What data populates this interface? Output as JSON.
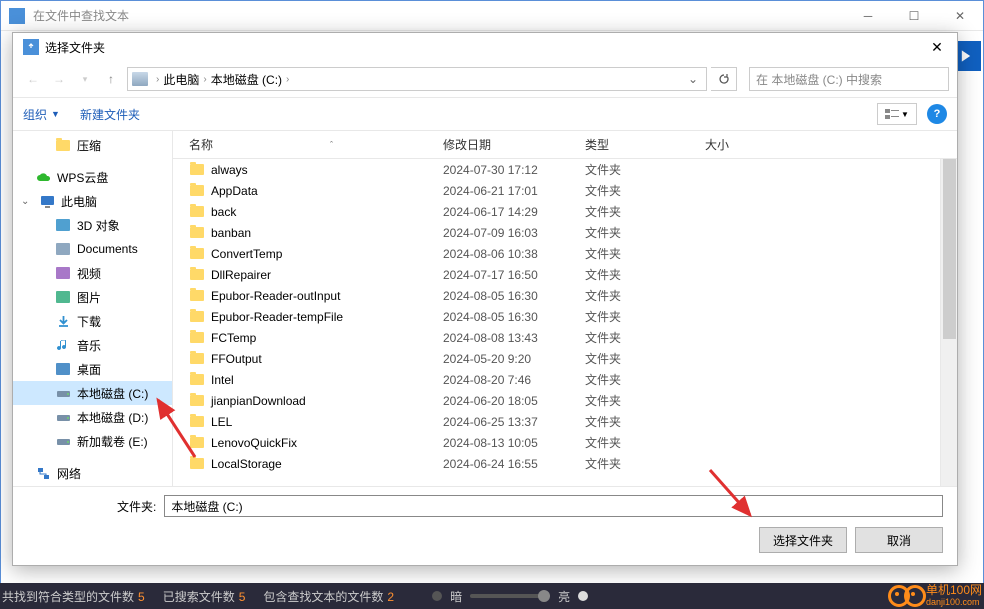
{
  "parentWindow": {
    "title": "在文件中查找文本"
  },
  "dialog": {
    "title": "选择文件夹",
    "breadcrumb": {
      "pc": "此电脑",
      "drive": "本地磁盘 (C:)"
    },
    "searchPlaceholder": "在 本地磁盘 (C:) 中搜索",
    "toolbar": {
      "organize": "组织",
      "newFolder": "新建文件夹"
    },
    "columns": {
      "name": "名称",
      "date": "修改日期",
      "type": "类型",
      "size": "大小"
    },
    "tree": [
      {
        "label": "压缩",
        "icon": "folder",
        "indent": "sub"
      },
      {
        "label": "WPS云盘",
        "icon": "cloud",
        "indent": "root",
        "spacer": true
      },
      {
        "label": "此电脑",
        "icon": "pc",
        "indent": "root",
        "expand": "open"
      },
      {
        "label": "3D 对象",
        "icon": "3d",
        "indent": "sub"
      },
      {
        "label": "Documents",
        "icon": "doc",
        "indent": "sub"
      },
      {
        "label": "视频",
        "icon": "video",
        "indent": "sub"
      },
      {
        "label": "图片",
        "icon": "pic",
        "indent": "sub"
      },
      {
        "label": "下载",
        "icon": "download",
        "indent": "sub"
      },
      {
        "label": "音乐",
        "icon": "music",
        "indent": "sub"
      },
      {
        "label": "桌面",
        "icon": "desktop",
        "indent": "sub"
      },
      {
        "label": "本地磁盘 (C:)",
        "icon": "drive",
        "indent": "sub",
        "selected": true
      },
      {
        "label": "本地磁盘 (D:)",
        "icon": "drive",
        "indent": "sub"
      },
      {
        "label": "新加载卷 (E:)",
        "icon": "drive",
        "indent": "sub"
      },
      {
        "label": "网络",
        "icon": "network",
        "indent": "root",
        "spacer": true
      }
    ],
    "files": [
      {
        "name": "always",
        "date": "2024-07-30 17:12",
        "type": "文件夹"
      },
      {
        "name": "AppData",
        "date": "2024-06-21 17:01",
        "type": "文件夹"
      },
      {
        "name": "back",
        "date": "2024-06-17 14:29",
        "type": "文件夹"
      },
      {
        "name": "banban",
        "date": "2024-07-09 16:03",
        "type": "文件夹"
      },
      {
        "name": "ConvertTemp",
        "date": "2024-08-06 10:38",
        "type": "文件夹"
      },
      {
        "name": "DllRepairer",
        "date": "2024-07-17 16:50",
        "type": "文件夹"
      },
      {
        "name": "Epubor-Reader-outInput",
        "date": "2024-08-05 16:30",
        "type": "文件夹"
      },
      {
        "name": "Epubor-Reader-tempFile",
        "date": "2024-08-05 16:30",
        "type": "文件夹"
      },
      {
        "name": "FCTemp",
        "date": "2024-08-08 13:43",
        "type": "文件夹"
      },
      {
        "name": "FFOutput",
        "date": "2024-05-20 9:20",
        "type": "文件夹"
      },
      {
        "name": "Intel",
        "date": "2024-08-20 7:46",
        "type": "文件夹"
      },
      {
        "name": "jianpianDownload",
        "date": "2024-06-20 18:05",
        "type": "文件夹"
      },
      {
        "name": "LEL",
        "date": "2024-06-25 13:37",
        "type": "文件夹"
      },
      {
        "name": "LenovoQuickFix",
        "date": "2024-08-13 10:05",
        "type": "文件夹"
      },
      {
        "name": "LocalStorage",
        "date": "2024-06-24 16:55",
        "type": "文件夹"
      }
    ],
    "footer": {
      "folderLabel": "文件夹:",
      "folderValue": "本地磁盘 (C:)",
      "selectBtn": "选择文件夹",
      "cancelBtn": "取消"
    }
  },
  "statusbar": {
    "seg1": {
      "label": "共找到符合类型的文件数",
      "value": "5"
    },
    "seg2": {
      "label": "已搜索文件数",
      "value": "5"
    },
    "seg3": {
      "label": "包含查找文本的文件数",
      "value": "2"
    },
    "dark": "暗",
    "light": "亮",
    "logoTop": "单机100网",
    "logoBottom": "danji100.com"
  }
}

**********

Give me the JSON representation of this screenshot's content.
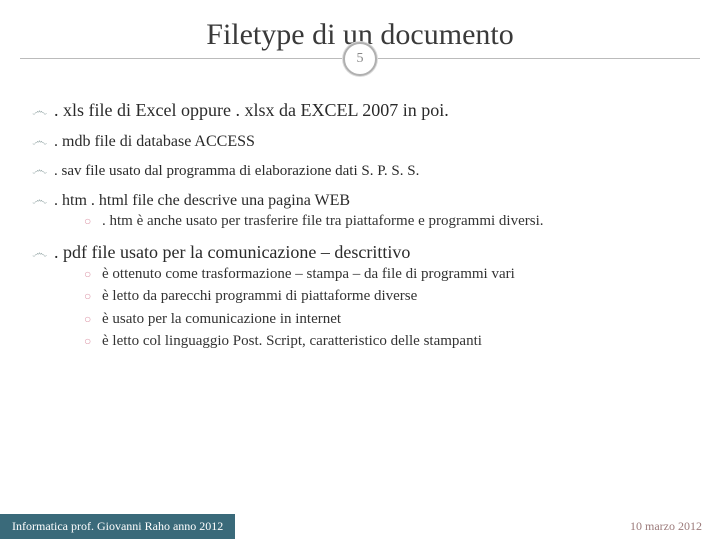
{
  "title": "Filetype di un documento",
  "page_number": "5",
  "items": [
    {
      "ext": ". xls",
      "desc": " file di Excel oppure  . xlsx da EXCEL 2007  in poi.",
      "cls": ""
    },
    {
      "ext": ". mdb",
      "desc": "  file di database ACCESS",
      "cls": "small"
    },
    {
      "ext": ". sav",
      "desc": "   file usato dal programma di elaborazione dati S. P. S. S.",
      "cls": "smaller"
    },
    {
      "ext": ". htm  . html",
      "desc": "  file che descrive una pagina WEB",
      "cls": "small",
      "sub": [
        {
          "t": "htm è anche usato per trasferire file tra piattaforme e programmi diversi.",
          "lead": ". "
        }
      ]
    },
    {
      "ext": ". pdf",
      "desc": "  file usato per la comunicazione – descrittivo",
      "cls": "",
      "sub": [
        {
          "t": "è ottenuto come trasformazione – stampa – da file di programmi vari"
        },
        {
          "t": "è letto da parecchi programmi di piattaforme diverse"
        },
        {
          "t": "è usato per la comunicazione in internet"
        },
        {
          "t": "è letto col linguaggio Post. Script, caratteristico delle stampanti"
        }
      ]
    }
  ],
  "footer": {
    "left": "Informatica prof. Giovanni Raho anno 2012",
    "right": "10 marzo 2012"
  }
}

**********

Stated goal: Pick each line holding the word "Reader" out of the data and copy it.

Solution:
        "name": "Epubor-Reader-outInput",
        "name": "Epubor-Reader-tempFile",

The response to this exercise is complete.